SUPPLIED ENTRIES:
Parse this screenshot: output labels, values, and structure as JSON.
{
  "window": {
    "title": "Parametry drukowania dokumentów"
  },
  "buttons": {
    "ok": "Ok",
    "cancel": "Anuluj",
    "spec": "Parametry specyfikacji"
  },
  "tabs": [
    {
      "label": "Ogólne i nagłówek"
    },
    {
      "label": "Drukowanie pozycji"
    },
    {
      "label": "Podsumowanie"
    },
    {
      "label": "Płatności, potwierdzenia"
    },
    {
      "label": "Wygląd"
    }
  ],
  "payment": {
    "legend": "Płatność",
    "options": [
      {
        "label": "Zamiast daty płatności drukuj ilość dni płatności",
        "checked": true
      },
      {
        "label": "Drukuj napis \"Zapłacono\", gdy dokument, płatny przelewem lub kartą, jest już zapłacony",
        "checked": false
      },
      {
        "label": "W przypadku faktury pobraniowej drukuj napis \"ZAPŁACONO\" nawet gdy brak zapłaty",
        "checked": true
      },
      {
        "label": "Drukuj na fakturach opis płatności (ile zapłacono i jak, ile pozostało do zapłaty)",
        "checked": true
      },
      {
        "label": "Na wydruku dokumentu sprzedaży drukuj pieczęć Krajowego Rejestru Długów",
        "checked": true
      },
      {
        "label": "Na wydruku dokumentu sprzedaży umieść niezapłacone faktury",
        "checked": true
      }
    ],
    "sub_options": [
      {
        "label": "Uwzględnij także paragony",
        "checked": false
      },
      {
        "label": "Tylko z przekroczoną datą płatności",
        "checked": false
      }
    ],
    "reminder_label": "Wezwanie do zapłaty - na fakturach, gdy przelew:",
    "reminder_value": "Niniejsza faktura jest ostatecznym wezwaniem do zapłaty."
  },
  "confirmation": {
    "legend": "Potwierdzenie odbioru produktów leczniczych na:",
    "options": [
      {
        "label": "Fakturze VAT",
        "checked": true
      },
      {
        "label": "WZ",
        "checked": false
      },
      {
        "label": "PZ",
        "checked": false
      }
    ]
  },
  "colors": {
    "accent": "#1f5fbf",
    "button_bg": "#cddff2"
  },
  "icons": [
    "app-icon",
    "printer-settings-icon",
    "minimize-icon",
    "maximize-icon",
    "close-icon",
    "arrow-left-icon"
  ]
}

EXERCISE TASK: Of the lines above, how many hold the string "zapłaty"? Answer with only the number.

RESULT FOR THIS TASK: 4